**Set task:**
Copy out all the entries word for word.

Data items:
--

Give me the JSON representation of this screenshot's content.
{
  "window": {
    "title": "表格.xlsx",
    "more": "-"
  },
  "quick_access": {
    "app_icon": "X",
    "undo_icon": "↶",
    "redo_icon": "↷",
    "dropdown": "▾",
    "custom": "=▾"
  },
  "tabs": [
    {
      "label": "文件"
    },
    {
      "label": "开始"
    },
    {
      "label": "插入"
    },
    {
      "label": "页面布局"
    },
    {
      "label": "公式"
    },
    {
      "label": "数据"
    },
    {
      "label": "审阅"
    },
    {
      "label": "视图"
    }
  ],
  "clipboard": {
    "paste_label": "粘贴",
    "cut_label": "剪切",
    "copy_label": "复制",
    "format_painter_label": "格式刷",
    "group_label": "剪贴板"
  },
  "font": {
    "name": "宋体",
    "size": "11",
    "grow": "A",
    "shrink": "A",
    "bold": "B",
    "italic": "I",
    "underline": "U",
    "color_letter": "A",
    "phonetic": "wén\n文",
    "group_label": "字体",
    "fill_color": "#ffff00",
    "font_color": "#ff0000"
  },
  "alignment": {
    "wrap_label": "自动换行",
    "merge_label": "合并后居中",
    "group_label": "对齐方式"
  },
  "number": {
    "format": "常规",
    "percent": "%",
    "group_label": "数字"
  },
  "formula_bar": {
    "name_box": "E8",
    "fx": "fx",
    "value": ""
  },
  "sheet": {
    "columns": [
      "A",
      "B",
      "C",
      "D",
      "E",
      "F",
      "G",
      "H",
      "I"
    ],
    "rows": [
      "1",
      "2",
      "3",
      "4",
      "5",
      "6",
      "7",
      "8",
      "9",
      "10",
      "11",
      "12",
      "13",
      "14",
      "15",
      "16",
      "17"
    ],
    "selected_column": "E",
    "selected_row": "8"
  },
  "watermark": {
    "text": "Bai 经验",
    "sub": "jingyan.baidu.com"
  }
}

--

**Solution to this task:**
Give me the JSON representation of this screenshot's content.
{
  "window": {
    "title": "表格.xlsx",
    "more": "-"
  },
  "quick_access": {
    "app_icon": "X",
    "undo_icon": "↶",
    "redo_icon": "↷",
    "dropdown": "▾",
    "custom": "=▾"
  },
  "tabs": [
    {
      "label": "文件"
    },
    {
      "label": "开始"
    },
    {
      "label": "插入"
    },
    {
      "label": "页面布局"
    },
    {
      "label": "公式"
    },
    {
      "label": "数据"
    },
    {
      "label": "审阅"
    },
    {
      "label": "视图"
    }
  ],
  "clipboard": {
    "paste_label": "粘贴",
    "cut_label": "剪切",
    "copy_label": "复制",
    "format_painter_label": "格式刷",
    "group_label": "剪贴板"
  },
  "font": {
    "name": "宋体",
    "size": "11",
    "grow": "A",
    "shrink": "A",
    "bold": "B",
    "italic": "I",
    "underline": "U",
    "color_letter": "A",
    "phonetic": "wén\n文",
    "group_label": "字体",
    "fill_color": "#ffff00",
    "font_color": "#ff0000"
  },
  "alignment": {
    "wrap_label": "自动换行",
    "merge_label": "合并后居中",
    "group_label": "对齐方式"
  },
  "number": {
    "format": "常规",
    "percent": "%",
    "group_label": "数字"
  },
  "formula_bar": {
    "name_box": "E8",
    "fx": "fx",
    "value": ""
  },
  "sheet": {
    "columns": [
      "A",
      "B",
      "C",
      "D",
      "E",
      "F",
      "G",
      "H",
      "I"
    ],
    "rows": [
      "1",
      "2",
      "3",
      "4",
      "5",
      "6",
      "7",
      "8",
      "9",
      "10",
      "11",
      "12",
      "13",
      "14",
      "15",
      "16",
      "17"
    ],
    "selected_column": "E",
    "selected_row": "8"
  },
  "watermark": {
    "text": "Bai 经验",
    "sub": "jingyan.baidu.com"
  }
}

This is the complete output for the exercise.